◆ **SET TASK**: Return all lines from the listing below in which the string "disruptions" occurs.

◆ **DATA FOR PROCESSING**:
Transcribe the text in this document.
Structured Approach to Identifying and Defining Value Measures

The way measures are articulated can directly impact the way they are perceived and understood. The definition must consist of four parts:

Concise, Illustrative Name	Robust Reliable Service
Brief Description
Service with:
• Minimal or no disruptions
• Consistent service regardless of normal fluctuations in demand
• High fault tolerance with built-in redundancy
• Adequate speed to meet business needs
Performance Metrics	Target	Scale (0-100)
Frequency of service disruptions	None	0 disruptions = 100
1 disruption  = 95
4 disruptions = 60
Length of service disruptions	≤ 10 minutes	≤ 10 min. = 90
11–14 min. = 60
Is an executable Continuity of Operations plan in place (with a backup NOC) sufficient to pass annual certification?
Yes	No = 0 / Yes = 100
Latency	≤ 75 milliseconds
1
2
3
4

◆ **RESPONSE FOR THIS EXERCISE**:
• Minimal or no disruptions
Frequency of service disruptions	None	0 disruptions = 100
4 disruptions = 60
Length of service disruptions	≤ 10 minutes	≤ 10 min. = 90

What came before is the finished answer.